(STATED GOAL)
Reproduce all the entries precisely.

(RECORDS TO PROCESS)
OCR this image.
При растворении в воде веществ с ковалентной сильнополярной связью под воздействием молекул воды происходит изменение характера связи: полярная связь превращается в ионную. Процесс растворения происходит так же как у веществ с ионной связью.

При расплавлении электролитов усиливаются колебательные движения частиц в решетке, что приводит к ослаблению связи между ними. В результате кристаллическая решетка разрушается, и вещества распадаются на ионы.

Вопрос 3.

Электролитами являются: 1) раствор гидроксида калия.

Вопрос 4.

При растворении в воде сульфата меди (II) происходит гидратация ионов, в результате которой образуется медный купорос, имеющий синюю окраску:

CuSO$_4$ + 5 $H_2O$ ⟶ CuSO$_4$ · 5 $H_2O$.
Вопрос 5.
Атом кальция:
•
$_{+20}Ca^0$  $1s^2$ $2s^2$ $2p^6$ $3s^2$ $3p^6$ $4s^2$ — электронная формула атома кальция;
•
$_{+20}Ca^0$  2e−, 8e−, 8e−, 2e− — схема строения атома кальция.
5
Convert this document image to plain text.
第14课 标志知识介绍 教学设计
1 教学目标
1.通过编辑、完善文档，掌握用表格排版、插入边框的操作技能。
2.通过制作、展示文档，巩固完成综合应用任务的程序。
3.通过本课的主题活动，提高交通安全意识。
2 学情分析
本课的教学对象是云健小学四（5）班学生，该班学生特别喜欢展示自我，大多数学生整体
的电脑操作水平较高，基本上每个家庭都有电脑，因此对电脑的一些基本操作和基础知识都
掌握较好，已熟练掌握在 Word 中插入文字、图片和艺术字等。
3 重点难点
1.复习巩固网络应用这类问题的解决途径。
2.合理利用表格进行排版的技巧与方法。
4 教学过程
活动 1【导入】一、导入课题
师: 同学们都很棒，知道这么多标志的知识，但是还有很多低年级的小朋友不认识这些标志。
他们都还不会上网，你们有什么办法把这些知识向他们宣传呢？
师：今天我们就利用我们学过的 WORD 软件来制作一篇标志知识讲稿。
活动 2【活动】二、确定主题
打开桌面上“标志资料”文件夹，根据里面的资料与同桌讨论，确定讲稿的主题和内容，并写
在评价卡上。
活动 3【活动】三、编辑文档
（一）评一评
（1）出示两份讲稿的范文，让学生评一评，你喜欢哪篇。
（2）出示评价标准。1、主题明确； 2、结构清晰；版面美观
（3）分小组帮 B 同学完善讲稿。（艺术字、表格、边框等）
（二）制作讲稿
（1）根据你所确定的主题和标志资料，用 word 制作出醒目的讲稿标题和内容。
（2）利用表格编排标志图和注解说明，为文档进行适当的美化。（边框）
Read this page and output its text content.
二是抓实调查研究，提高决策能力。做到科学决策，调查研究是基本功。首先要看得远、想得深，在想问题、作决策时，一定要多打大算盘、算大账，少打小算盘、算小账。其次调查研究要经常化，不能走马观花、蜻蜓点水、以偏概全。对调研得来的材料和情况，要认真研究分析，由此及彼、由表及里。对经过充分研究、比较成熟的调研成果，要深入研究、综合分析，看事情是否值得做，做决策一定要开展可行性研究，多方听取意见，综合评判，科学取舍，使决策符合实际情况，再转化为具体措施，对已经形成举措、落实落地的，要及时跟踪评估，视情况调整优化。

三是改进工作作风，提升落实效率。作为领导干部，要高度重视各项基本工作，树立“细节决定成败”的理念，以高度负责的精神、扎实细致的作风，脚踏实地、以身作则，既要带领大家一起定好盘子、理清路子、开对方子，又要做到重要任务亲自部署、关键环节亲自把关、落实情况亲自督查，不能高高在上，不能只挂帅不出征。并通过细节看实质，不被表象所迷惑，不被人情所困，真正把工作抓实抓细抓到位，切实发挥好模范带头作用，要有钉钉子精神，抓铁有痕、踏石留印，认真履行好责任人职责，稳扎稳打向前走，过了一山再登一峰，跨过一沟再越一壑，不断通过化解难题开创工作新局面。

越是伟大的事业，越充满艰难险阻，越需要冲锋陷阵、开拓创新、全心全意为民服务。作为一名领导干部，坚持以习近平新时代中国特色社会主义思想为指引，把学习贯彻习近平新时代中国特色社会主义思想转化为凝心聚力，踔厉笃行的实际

(EXERCISE RESPONSE)
OCR this image.
При растворении в воде веществ с ковалентной сильнополярной связью под воздействием молекул воды происходит изменение характера связи: полярная связь превращается в ионную. Процесс растворения происходит так же как у веществ с ионной связью.

При расплавлении электролитов усиливаются колебательные движения частиц в решетке, что приводит к ослаблению связи между ними. В результате кристаллическая решетка разрушается, и вещества распадаются на ионы.

Вопрос 3.

Электролитами являются: 1) раствор гидроксида калия.

Вопрос 4.

При растворении в воде сульфата меди (II) происходит гидратация ионов, в результате которой образуется медный купорос, имеющий синюю окраску:

CuSO$_4$ + 5 $H_2O$ ⟶ CuSO$_4$ · 5 $H_2O$.
Вопрос 5.
Атом кальция:
•
$_{+20}Ca^0$  $1s^2$ $2s^2$ $2p^6$ $3s^2$ $3p^6$ $4s^2$ — электронная формула атома кальция;
•
$_{+20}Ca^0$  2e−, 8e−, 8e−, 2e− — схема строения атома кальция.
5
Convert this document image to plain text.
第14课 标志知识介绍 教学设计
1 教学目标
1.通过编辑、完善文档，掌握用表格排版、插入边框的操作技能。
2.通过制作、展示文档，巩固完成综合应用任务的程序。
3.通过本课的主题活动，提高交通安全意识。
2 学情分析
本课的教学对象是云健小学四（5）班学生，该班学生特别喜欢展示自我，大多数学生整体
的电脑操作水平较高，基本上每个家庭都有电脑，因此对电脑的一些基本操作和基础知识都
掌握较好，已熟练掌握在 Word 中插入文字、图片和艺术字等。
3 重点难点
1.复习巩固网络应用这类问题的解决途径。
2.合理利用表格进行排版的技巧与方法。
4 教学过程
活动 1【导入】一、导入课题
师: 同学们都很棒，知道这么多标志的知识，但是还有很多低年级的小朋友不认识这些标志。
他们都还不会上网，你们有什么办法把这些知识向他们宣传呢？
师：今天我们就利用我们学过的 WORD 软件来制作一篇标志知识讲稿。
活动 2【活动】二、确定主题
打开桌面上“标志资料”文件夹，根据里面的资料与同桌讨论，确定讲稿的主题和内容，并写
在评价卡上。
活动 3【活动】三、编辑文档
（一）评一评
（1）出示两份讲稿的范文，让学生评一评，你喜欢哪篇。
（2）出示评价标准。1、主题明确； 2、结构清晰；版面美观
（3）分小组帮 B 同学完善讲稿。（艺术字、表格、边框等）
（二）制作讲稿
（1）根据你所确定的主题和标志资料，用 word 制作出醒目的讲稿标题和内容。
（2）利用表格编排标志图和注解说明，为文档进行适当的美化。（边框）
Read this page and output its text content.
二是抓实调查研究，提高决策能力。做到科学决策，调查研究是基本功。首先要看得远、想得深，在想问题、作决策时，一定要多打大算盘、算大账，少打小算盘、算小账。其次调查研究要经常化，不能走马观花、蜻蜓点水、以偏概全。对调研得来的材料和情况，要认真研究分析，由此及彼、由表及里。对经过充分研究、比较成熟的调研成果，要深入研究、综合分析，看事情是否值得做，做决策一定要开展可行性研究，多方听取意见，综合评判，科学取舍，使决策符合实际情况，再转化为具体措施，对已经形成举措、落实落地的，要及时跟踪评估，视情况调整优化。

三是改进工作作风，提升落实效率。作为领导干部，要高度重视各项基本工作，树立“细节决定成败”的理念，以高度负责的精神、扎实细致的作风，脚踏实地、以身作则，既要带领大家一起定好盘子、理清路子、开对方子，又要做到重要任务亲自部署、关键环节亲自把关、落实情况亲自督查，不能高高在上，不能只挂帅不出征。并通过细节看实质，不被表象所迷惑，不被人情所困，真正把工作抓实抓细抓到位，切实发挥好模范带头作用，要有钉钉子精神，抓铁有痕、踏石留印，认真履行好责任人职责，稳扎稳打向前走，过了一山再登一峰，跨过一沟再越一壑，不断通过化解难题开创工作新局面。

越是伟大的事业，越充满艰难险阻，越需要冲锋陷阵、开拓创新、全心全意为民服务。作为一名领导干部，坚持以习近平新时代中国特色社会主义思想为指引，把学习贯彻习近平新时代中国特色社会主义思想转化为凝心聚力，踔厉笃行的实际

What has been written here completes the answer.